(Saved data entries)
____________
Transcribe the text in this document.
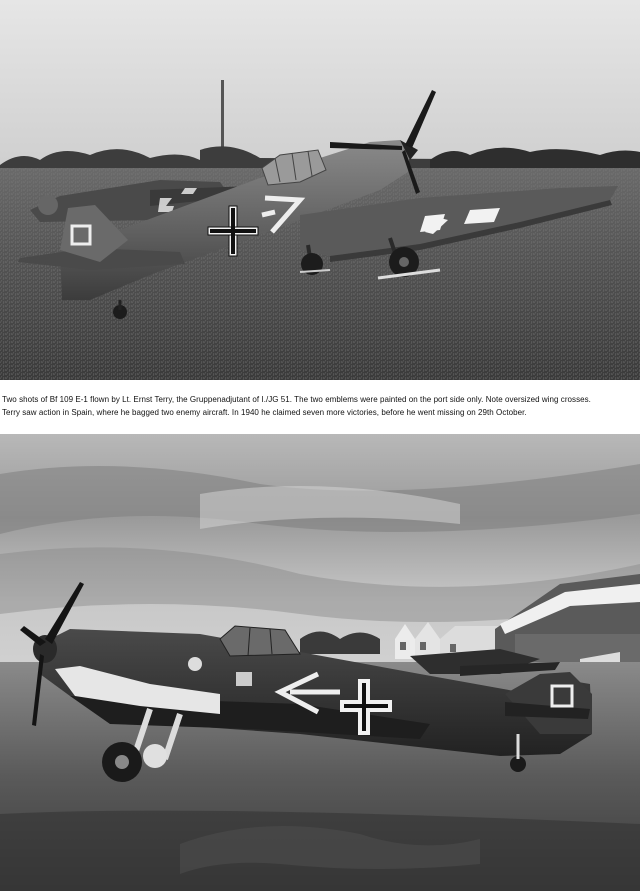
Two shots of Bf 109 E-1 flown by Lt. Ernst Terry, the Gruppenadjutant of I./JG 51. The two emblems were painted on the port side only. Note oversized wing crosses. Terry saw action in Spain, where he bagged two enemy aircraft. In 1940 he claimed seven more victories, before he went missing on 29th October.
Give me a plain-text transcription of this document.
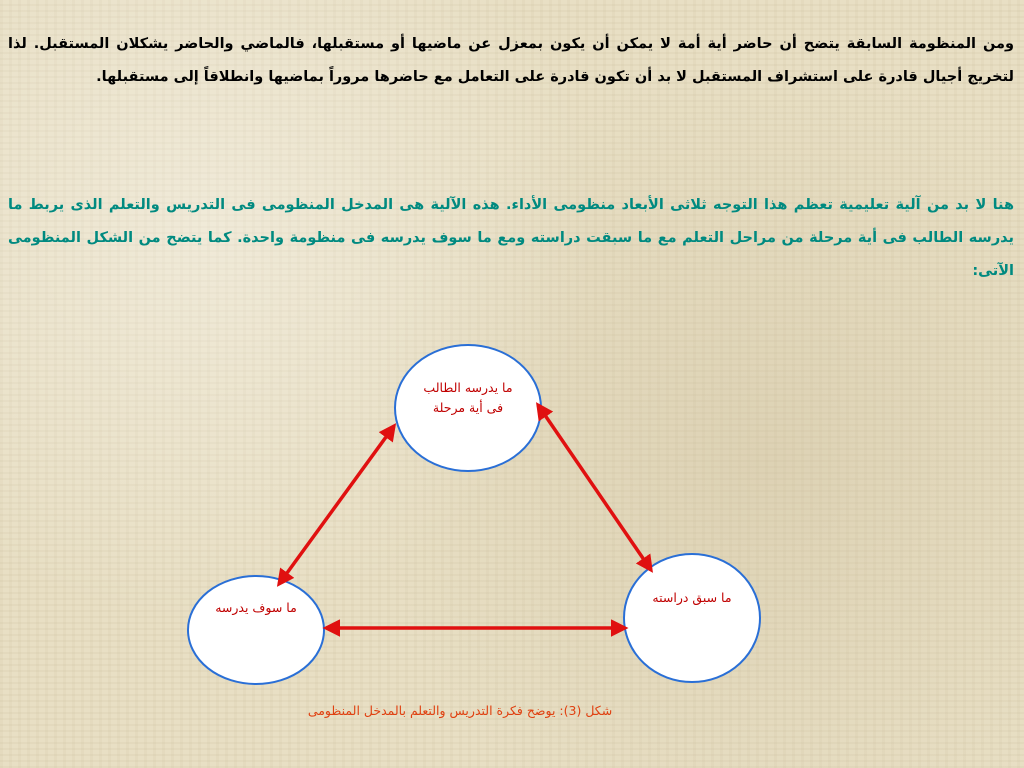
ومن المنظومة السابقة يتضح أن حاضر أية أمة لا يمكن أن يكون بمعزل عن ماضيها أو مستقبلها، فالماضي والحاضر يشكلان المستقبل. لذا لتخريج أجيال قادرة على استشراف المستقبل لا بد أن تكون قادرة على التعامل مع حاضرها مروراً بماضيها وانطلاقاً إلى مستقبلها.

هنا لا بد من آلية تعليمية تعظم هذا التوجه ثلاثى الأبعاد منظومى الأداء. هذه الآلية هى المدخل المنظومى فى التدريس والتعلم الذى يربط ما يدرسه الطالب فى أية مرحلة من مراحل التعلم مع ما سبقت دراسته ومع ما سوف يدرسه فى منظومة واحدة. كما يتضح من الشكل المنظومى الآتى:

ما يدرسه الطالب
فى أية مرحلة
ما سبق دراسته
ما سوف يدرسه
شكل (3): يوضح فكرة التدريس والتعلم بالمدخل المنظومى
____________
» PROBLEM DETAILS
Make an exact copy of every record, pictures excluded.

» ANSWER TO THE EXERCISE
Transcribe the text in this document.
Two shots of Bf 109 E-1 flown by Lt. Ernst Terry, the Gruppenadjutant of I./JG 51. The two emblems were painted on the port side only. Note oversized wing crosses. Terry saw action in Spain, where he bagged two enemy aircraft. In 1940 he claimed seven more victories, before he went missing on 29th October.
Give me a plain-text transcription of this document.
ومن المنظومة السابقة يتضح أن حاضر أية أمة لا يمكن أن يكون بمعزل عن ماضيها أو مستقبلها، فالماضي والحاضر يشكلان المستقبل. لذا لتخريج أجيال قادرة على استشراف المستقبل لا بد أن تكون قادرة على التعامل مع حاضرها مروراً بماضيها وانطلاقاً إلى مستقبلها.

هنا لا بد من آلية تعليمية تعظم هذا التوجه ثلاثى الأبعاد منظومى الأداء. هذه الآلية هى المدخل المنظومى فى التدريس والتعلم الذى يربط ما يدرسه الطالب فى أية مرحلة من مراحل التعلم مع ما سبقت دراسته ومع ما سوف يدرسه فى منظومة واحدة. كما يتضح من الشكل المنظومى الآتى:

ما يدرسه الطالب
فى أية مرحلة
ما سبق دراسته
ما سوف يدرسه
شكل (3): يوضح فكرة التدريس والتعلم بالمدخل المنظومى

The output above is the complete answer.